__Directions__.
1. In the session abstracts, which company's software does "Learn To Speak 7.0" feature?
2. Carry on the session abstracts from the point where they end.

__Text passage__.
------------

Simulated Conversations in Learn To Speak? The Wave Of The Future
Linda Leppig, Carine Peelaers, and Chauncey J. Mellor
We will demonstrate and provide hands-on practice with “Learn To Speak 7.0,” featuring The Learning Company’s newest computer software for practicing and assessing conversational skills with speech recognition and branching conversations. The conversations allow learners to answer according to their level of linguistic competence, to influence the course of a conversation by their answers, and to explore the many possible different outcomes. A carefully calibrated system of hints and pre-programmed responses make the simulated conversations an engaging and effective practice tool regardless of a learner’s level.


9:00 – 9:45

On Demand Generation of Individualised Language Learning Materials across the Internet
Andrew Lian
In a recent paper, A-P. Lian and A. B. Lian described a computer based environment for supporting exploration-driven, autonomous and individualised foreign/second language learning. This study argues for reducing the status given to the classroom as a place for collective, synchronised, and privileged learning in favour of the development of an environment which makes a genuine place for the differences between people and their unpredictable demands by accommodating their real needs. The present paper describes an attempt to implement the above environment which will be required not only to provide access to personally relevant authentic text, information, and “help” systems but also to generate exercises and other forms of learning materials. The paper will conclude with the demonstration of a proof-of-concept version of the system illustrating: (a) the selection of material for study from a database of authentic audiovisual resources, (b) the generation of learning materials, and (c) the distribution of these materials across the Internet.

------------

__Listed entries__.

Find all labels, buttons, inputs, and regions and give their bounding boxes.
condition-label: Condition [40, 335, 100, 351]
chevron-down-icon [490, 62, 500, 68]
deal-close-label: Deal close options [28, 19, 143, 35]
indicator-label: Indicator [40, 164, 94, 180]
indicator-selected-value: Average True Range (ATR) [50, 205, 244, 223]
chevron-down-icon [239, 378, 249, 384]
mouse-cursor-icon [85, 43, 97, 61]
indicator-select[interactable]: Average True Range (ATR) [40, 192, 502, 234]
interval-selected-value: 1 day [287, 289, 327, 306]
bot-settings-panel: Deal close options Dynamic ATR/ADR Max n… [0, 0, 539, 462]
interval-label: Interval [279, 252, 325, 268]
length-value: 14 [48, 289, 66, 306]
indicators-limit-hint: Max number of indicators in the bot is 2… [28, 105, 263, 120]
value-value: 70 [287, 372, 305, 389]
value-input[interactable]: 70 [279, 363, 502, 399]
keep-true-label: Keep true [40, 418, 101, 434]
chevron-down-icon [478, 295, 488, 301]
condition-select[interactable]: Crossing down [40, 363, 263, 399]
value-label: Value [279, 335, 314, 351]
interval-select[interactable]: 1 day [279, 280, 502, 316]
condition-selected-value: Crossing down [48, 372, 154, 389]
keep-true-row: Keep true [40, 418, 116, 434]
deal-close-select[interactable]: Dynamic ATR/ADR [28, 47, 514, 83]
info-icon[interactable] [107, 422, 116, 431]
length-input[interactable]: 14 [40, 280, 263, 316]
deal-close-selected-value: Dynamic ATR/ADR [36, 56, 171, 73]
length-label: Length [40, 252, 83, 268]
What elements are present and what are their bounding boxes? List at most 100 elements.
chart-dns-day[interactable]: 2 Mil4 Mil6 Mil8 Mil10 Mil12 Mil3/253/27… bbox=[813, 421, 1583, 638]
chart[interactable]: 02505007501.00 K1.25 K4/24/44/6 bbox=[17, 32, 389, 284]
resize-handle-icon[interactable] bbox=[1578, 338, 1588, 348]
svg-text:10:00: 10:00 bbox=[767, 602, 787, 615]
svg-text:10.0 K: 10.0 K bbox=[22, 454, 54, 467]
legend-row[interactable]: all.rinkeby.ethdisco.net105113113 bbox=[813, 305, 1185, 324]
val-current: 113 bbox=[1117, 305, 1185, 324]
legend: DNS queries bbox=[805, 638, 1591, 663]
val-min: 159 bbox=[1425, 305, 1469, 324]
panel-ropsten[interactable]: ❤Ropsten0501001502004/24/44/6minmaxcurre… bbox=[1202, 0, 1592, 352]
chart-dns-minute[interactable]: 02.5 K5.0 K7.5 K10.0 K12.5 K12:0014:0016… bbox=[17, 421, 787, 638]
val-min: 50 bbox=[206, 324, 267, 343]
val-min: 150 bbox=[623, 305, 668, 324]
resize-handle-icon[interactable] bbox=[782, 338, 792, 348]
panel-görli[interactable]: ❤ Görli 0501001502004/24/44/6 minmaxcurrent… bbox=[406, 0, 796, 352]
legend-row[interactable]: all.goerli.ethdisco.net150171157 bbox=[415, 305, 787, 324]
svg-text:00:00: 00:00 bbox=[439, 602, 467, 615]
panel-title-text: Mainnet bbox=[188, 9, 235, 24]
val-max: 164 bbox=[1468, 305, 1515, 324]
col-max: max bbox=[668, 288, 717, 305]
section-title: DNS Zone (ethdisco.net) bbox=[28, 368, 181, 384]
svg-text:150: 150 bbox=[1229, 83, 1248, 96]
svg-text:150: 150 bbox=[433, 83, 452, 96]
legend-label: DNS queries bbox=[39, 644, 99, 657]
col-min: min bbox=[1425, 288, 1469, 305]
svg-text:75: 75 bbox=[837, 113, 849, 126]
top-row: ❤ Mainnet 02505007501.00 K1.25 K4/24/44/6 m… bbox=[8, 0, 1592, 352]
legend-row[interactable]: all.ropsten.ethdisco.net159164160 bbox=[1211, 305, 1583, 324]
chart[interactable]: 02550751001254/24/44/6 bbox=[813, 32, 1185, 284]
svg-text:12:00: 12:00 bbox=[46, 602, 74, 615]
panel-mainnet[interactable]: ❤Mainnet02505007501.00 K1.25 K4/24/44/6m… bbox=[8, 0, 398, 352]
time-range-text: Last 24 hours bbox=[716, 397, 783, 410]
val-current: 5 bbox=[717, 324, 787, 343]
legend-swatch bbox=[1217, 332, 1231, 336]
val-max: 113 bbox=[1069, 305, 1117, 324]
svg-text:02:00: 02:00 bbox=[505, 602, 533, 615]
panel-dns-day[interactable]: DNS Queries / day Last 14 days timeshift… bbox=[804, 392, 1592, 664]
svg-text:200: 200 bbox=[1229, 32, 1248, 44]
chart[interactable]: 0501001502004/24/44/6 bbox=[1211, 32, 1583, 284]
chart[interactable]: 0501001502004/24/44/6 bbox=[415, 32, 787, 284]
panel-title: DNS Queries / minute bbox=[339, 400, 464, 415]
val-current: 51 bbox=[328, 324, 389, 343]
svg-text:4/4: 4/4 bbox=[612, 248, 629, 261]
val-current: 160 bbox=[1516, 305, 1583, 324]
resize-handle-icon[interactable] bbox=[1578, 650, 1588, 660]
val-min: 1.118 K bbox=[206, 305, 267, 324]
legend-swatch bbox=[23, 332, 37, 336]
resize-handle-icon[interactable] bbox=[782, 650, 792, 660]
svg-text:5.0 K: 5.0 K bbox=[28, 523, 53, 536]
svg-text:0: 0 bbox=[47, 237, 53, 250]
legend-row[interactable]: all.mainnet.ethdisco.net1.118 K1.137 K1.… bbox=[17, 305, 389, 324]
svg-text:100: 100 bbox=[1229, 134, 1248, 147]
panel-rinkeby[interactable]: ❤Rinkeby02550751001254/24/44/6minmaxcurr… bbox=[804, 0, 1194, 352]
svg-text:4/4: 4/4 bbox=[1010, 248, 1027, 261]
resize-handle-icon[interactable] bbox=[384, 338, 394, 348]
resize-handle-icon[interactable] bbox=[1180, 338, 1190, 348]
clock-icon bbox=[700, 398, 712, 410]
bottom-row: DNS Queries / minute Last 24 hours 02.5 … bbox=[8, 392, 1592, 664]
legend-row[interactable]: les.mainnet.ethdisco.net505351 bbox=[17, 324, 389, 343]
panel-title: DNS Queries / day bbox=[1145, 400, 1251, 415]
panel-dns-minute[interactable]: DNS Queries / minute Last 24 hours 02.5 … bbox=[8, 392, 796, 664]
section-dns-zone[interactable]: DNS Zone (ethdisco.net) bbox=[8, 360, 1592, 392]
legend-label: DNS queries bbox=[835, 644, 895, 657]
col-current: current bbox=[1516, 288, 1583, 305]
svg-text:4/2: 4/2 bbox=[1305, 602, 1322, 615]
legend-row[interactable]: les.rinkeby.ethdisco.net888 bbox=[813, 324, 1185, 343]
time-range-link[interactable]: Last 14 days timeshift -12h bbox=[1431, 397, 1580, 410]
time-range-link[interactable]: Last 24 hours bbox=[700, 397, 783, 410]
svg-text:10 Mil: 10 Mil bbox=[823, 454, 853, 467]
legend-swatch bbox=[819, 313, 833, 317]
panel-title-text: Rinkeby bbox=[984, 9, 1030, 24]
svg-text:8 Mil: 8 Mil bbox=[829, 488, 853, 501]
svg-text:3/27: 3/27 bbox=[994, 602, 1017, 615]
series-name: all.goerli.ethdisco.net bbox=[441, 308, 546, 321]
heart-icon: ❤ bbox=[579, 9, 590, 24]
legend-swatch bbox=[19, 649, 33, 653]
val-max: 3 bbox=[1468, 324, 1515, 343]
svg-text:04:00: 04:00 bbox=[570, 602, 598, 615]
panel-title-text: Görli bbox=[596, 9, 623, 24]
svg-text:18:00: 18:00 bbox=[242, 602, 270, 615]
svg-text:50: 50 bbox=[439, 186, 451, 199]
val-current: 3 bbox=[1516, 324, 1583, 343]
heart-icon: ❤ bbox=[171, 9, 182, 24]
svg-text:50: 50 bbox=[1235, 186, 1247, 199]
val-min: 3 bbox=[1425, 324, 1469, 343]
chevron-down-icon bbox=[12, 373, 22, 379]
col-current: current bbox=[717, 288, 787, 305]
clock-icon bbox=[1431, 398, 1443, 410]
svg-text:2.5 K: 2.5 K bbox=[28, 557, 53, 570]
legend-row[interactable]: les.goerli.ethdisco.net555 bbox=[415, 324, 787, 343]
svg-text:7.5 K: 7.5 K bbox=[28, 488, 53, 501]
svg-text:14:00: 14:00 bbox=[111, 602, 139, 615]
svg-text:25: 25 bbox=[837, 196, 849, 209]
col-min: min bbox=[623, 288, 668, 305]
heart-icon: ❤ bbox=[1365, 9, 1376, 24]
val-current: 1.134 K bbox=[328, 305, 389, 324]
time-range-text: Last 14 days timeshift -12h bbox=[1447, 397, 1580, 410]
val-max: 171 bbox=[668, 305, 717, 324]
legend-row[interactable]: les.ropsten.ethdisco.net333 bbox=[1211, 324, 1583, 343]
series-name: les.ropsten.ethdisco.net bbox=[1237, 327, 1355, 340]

------------

__Results of the exercise__.
1. The Learning Company

2.
Accent Reduction Via Acoustic Analysis
Garry Molholt
This demonstration will provide explanations of video taped examples of nonnative English speakers improving their accents through the use of bio-feedback provided by a Kay Elemetrics Visi-Pitch II 3300TM. Since recent enhancements of the technology allow almost real time displays of pitch and intensity, vowel frequencies, and spectrograms, all with immediate playback capabilities and split screen displays, teachers are able to communicate clearly and easily with students regarding patterns which detract from comprehensibility. The demonstration will include suggestions for working with students and integrating accent reduction with other topics such as language structure.


Expanding Teaching and Learning Opportunities through Technology
Lisa Frumkes
Technology can allow students to choose when, where, and what they learn, instead of forcing them into the teaching schedules, locations, and paradigms which are the norm today. If students are allowed to take independent study courses with instruction which meets their particular needs. At the same time, faculty members can teach courses in their specialties, since they now have the opportunity to teach students at institutions other than their own. This paper will examine these ideas and propose some strategies for implementing them.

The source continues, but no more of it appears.